▸ Short problem
What is needed here is an exact copy of every entry.

▸ Available records
━━━━━━━━━━━━━━━━
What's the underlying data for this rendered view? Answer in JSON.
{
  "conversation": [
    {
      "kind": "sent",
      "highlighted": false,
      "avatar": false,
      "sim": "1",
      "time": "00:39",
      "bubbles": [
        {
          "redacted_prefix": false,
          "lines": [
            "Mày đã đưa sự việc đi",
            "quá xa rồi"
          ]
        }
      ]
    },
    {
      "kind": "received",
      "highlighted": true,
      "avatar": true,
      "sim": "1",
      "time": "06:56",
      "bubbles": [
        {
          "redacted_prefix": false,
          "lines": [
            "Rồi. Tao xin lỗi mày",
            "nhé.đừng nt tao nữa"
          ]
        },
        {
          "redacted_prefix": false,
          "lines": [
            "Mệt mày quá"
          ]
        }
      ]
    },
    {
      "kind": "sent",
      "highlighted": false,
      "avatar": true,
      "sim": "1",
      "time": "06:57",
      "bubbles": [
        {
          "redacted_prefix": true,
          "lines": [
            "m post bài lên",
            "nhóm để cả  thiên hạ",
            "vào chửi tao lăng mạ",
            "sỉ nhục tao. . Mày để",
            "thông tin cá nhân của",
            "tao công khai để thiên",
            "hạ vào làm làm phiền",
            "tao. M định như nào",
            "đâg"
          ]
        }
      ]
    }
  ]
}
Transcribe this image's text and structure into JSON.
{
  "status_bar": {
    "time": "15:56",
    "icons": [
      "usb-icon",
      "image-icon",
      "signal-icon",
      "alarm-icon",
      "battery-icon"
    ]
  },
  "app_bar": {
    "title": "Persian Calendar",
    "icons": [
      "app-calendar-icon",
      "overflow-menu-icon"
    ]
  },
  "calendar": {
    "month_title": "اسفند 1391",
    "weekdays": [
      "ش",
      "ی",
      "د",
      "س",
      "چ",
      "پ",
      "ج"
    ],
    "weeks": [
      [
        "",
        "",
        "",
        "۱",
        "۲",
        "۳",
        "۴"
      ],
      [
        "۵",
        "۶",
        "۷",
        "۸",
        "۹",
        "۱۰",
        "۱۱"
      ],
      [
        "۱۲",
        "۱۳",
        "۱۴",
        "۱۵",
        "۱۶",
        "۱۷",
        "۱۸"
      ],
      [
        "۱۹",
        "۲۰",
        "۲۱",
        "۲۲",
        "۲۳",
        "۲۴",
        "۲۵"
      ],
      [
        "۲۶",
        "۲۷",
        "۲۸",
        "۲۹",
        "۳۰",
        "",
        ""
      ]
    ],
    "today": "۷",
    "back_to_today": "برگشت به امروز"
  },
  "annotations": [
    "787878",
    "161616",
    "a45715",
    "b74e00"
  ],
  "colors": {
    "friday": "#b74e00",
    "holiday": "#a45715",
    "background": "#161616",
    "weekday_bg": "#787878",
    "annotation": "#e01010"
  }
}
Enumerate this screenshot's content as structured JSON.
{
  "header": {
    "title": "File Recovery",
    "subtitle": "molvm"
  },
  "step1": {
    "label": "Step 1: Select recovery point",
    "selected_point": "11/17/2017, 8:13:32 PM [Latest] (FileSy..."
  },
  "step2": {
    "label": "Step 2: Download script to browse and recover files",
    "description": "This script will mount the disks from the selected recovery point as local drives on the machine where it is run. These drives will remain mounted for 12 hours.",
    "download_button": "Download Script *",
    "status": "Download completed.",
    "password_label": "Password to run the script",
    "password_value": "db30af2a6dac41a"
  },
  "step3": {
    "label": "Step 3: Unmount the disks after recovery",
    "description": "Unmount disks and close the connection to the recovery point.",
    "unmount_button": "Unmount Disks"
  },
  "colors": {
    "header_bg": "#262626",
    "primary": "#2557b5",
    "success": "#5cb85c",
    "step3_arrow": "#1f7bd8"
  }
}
━━━━━━━━━━━━━━━━
▸ Response to this exercise
What's the underlying data for this rendered view? Answer in JSON.
{
  "conversation": [
    {
      "kind": "sent",
      "highlighted": false,
      "avatar": false,
      "sim": "1",
      "time": "00:39",
      "bubbles": [
        {
          "redacted_prefix": false,
          "lines": [
            "Mày đã đưa sự việc đi",
            "quá xa rồi"
          ]
        }
      ]
    },
    {
      "kind": "received",
      "highlighted": true,
      "avatar": true,
      "sim": "1",
      "time": "06:56",
      "bubbles": [
        {
          "redacted_prefix": false,
          "lines": [
            "Rồi. Tao xin lỗi mày",
            "nhé.đừng nt tao nữa"
          ]
        },
        {
          "redacted_prefix": false,
          "lines": [
            "Mệt mày quá"
          ]
        }
      ]
    },
    {
      "kind": "sent",
      "highlighted": false,
      "avatar": true,
      "sim": "1",
      "time": "06:57",
      "bubbles": [
        {
          "redacted_prefix": true,
          "lines": [
            "m post bài lên",
            "nhóm để cả  thiên hạ",
            "vào chửi tao lăng mạ",
            "sỉ nhục tao. . Mày để",
            "thông tin cá nhân của",
            "tao công khai để thiên",
            "hạ vào làm làm phiền",
            "tao. M định như nào",
            "đâg"
          ]
        }
      ]
    }
  ]
}
Transcribe this image's text and structure into JSON.
{
  "status_bar": {
    "time": "15:56",
    "icons": [
      "usb-icon",
      "image-icon",
      "signal-icon",
      "alarm-icon",
      "battery-icon"
    ]
  },
  "app_bar": {
    "title": "Persian Calendar",
    "icons": [
      "app-calendar-icon",
      "overflow-menu-icon"
    ]
  },
  "calendar": {
    "month_title": "اسفند 1391",
    "weekdays": [
      "ش",
      "ی",
      "د",
      "س",
      "چ",
      "پ",
      "ج"
    ],
    "weeks": [
      [
        "",
        "",
        "",
        "۱",
        "۲",
        "۳",
        "۴"
      ],
      [
        "۵",
        "۶",
        "۷",
        "۸",
        "۹",
        "۱۰",
        "۱۱"
      ],
      [
        "۱۲",
        "۱۳",
        "۱۴",
        "۱۵",
        "۱۶",
        "۱۷",
        "۱۸"
      ],
      [
        "۱۹",
        "۲۰",
        "۲۱",
        "۲۲",
        "۲۳",
        "۲۴",
        "۲۵"
      ],
      [
        "۲۶",
        "۲۷",
        "۲۸",
        "۲۹",
        "۳۰",
        "",
        ""
      ]
    ],
    "today": "۷",
    "back_to_today": "برگشت به امروز"
  },
  "annotations": [
    "787878",
    "161616",
    "a45715",
    "b74e00"
  ],
  "colors": {
    "friday": "#b74e00",
    "holiday": "#a45715",
    "background": "#161616",
    "weekday_bg": "#787878",
    "annotation": "#e01010"
  }
}
Enumerate this screenshot's content as structured JSON.
{
  "header": {
    "title": "File Recovery",
    "subtitle": "molvm"
  },
  "step1": {
    "label": "Step 1: Select recovery point",
    "selected_point": "11/17/2017, 8:13:32 PM [Latest] (FileSy..."
  },
  "step2": {
    "label": "Step 2: Download script to browse and recover files",
    "description": "This script will mount the disks from the selected recovery point as local drives on the machine where it is run. These drives will remain mounted for 12 hours.",
    "download_button": "Download Script *",
    "status": "Download completed.",
    "password_label": "Password to run the script",
    "password_value": "db30af2a6dac41a"
  },
  "step3": {
    "label": "Step 3: Unmount the disks after recovery",
    "description": "Unmount disks and close the connection to the recovery point.",
    "unmount_button": "Unmount Disks"
  },
  "colors": {
    "header_bg": "#262626",
    "primary": "#2557b5",
    "success": "#5cb85c",
    "step3_arrow": "#1f7bd8"
  }
}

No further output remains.